• What you should do: Copy every entry precisely.

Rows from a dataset
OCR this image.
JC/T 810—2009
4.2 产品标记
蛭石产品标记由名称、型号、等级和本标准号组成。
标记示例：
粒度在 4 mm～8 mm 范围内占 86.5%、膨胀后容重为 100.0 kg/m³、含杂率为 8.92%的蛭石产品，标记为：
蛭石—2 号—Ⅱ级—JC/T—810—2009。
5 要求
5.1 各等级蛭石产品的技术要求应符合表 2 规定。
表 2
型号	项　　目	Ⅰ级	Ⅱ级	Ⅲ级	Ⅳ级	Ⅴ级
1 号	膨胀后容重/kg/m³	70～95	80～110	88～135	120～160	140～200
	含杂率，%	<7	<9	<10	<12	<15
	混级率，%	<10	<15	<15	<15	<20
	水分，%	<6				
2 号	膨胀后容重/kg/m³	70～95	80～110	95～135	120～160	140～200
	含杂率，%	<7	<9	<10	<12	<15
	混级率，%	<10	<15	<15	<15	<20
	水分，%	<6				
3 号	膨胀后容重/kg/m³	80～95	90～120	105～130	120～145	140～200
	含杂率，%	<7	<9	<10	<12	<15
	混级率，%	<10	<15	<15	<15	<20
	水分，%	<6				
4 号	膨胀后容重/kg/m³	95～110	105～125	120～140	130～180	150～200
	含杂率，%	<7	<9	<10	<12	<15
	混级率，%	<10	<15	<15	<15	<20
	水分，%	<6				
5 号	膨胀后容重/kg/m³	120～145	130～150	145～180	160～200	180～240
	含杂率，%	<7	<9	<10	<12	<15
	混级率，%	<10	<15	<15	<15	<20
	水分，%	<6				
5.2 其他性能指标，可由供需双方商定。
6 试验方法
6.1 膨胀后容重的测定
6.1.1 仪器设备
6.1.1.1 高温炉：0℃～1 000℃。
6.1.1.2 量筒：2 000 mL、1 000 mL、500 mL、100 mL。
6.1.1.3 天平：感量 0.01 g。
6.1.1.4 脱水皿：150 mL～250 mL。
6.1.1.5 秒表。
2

• Exercise answer:
OCR this image.
JC/T 810—2009
4.2 产品标记
蛭石产品标记由名称、型号、等级和本标准号组成。
标记示例：
粒度在 4 mm～8 mm 范围内占 86.5%、膨胀后容重为 100.0 kg/m³、含杂率为 8.92%的蛭石产品，标记为：
蛭石—2 号—Ⅱ级—JC/T—810—2009。
5 要求
5.1 各等级蛭石产品的技术要求应符合表 2 规定。
表 2
型号	项　　目	Ⅰ级	Ⅱ级	Ⅲ级	Ⅳ级	Ⅴ级
1 号	膨胀后容重/kg/m³	70～95	80～110	88～135	120～160	140～200
	含杂率，%	<7	<9	<10	<12	<15
	混级率，%	<10	<15	<15	<15	<20
	水分，%	<6				
2 号	膨胀后容重/kg/m³	70～95	80～110	95～135	120～160	140～200
	含杂率，%	<7	<9	<10	<12	<15
	混级率，%	<10	<15	<15	<15	<20
	水分，%	<6				
3 号	膨胀后容重/kg/m³	80～95	90～120	105～130	120～145	140～200
	含杂率，%	<7	<9	<10	<12	<15
	混级率，%	<10	<15	<15	<15	<20
	水分，%	<6				
4 号	膨胀后容重/kg/m³	95～110	105～125	120～140	130～180	150～200
	含杂率，%	<7	<9	<10	<12	<15
	混级率，%	<10	<15	<15	<15	<20
	水分，%	<6				
5 号	膨胀后容重/kg/m³	120～145	130～150	145～180	160～200	180～240
	含杂率，%	<7	<9	<10	<12	<15
	混级率，%	<10	<15	<15	<15	<20
	水分，%	<6				
5.2 其他性能指标，可由供需双方商定。
6 试验方法
6.1 膨胀后容重的测定
6.1.1 仪器设备
6.1.1.1 高温炉：0℃～1 000℃。
6.1.1.2 量筒：2 000 mL、1 000 mL、500 mL、100 mL。
6.1.1.3 天平：感量 0.01 g。
6.1.1.4 脱水皿：150 mL～250 mL。
6.1.1.5 秒表。
2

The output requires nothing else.